WHAT THE TASK REQUIRES:
Look through the data below and return each line where "estimation" appears.

THE RECORDS:
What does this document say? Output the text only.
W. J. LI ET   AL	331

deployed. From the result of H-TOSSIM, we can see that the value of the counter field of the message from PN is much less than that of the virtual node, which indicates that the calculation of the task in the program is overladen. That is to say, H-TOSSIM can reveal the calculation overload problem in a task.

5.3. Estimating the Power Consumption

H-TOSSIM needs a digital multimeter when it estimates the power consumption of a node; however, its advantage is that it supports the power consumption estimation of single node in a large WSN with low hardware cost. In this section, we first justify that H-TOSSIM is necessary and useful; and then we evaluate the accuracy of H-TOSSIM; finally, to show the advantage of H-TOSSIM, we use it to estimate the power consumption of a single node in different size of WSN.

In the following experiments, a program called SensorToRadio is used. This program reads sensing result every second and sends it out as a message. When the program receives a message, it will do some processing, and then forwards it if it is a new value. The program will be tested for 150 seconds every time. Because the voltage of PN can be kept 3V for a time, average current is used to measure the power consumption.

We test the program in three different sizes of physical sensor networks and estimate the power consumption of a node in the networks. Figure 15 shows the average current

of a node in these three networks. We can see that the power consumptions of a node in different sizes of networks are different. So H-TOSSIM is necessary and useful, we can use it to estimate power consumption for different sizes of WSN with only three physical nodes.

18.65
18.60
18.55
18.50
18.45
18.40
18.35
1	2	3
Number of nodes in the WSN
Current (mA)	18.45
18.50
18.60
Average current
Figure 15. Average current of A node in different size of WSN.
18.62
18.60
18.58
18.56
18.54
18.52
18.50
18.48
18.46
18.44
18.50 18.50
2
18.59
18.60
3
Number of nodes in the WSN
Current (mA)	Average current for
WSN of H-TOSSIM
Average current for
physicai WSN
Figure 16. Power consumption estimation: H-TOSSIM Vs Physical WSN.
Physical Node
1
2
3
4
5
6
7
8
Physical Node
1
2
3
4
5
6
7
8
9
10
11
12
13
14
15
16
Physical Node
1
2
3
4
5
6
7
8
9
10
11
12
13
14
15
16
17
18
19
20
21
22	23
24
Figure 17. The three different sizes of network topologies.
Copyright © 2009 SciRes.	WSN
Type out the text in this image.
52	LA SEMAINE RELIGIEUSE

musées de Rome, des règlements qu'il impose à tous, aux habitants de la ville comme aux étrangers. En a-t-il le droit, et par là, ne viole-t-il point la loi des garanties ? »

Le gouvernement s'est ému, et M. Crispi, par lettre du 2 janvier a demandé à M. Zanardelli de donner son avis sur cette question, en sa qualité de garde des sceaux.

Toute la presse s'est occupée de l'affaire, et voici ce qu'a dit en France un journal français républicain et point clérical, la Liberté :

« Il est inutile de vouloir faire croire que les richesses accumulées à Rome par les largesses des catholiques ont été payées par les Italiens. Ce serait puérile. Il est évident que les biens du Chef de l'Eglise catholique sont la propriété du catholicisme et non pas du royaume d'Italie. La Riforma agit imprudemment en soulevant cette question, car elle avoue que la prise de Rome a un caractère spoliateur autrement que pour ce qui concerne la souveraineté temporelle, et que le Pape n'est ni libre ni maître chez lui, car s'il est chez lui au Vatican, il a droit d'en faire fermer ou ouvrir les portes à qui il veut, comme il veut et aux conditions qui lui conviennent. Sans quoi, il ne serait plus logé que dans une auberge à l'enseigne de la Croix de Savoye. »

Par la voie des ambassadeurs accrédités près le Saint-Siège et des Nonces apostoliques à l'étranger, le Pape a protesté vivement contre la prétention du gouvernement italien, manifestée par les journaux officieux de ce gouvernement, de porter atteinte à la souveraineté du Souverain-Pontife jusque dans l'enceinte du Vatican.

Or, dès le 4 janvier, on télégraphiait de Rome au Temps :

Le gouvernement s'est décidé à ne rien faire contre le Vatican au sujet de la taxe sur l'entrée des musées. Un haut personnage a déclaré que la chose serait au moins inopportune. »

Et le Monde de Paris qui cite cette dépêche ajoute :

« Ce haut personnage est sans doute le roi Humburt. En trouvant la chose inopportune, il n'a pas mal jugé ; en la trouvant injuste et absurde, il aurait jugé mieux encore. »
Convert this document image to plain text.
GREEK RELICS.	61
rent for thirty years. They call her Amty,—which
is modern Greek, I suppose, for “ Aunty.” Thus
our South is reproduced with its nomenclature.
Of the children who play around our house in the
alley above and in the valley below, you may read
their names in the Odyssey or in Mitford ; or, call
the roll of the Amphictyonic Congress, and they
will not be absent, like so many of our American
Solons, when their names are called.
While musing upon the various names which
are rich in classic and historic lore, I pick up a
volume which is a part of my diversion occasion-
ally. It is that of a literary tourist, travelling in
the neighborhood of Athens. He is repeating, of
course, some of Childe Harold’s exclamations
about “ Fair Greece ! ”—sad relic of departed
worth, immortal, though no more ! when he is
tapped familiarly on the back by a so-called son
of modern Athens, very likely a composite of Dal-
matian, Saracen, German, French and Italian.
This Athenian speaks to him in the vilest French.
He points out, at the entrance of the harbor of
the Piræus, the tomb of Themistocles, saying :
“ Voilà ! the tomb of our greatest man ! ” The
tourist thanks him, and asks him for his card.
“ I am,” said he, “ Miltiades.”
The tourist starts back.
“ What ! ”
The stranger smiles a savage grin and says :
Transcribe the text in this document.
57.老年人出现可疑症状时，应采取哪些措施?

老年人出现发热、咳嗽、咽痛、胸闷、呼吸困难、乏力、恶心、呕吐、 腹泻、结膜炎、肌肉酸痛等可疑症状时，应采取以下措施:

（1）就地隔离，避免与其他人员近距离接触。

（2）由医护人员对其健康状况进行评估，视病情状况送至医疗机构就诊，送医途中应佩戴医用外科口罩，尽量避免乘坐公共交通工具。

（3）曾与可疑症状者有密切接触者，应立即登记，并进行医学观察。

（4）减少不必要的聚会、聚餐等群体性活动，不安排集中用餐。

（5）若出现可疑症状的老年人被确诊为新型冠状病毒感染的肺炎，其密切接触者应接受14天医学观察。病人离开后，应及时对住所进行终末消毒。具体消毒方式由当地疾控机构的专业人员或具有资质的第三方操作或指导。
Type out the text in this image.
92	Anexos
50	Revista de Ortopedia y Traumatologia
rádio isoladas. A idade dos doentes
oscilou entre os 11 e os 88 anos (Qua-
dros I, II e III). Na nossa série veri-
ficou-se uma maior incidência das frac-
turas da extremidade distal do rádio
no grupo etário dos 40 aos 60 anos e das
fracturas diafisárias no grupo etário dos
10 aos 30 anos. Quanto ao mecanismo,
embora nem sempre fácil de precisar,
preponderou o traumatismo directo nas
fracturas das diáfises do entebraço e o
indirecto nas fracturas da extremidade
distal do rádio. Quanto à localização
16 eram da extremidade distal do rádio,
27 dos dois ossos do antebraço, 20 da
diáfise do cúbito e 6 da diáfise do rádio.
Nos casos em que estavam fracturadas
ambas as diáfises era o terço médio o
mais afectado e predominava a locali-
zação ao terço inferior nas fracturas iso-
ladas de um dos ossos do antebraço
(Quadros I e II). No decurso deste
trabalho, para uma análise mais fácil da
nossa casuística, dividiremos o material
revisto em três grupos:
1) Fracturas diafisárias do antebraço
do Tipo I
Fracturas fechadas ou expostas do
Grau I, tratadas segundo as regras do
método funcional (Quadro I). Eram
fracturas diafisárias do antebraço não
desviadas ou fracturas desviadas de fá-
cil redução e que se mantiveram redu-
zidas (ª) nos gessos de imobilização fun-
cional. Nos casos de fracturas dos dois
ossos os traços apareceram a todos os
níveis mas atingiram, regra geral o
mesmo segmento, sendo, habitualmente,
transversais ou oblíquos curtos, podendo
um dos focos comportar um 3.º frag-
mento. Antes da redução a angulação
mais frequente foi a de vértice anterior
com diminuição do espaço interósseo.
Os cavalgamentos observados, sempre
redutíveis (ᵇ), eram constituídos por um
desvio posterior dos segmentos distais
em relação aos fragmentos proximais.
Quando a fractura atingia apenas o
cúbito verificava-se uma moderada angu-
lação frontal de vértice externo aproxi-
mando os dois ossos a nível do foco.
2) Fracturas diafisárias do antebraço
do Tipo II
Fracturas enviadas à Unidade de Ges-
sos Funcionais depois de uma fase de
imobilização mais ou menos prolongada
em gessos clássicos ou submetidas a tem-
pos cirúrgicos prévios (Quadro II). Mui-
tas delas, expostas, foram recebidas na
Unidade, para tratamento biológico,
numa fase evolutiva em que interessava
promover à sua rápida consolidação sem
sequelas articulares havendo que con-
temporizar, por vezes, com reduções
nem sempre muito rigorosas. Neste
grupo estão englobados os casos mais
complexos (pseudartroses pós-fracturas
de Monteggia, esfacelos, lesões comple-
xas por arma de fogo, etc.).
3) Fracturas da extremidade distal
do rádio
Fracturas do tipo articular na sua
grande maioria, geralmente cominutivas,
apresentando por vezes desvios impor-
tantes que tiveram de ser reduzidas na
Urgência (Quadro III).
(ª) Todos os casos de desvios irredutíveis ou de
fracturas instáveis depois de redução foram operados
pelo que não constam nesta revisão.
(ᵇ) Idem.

COMPLETED EXERCISE:
H-TOSSIM needs a digital multimeter when it estimates the power consumption of a node; however, its advantage is that it supports the power consumption estimation of single node in a large WSN with low hardware cost. In this section, we first justify that H-TOSSIM is necessary and useful; and then we evaluate the accuracy of H-TOSSIM; finally, to show the advantage of H-TOSSIM, we use it to estimate the power consumption of a single node in different size of WSN.
Figure 16. Power consumption estimation: H-TOSSIM Vs Physical WSN.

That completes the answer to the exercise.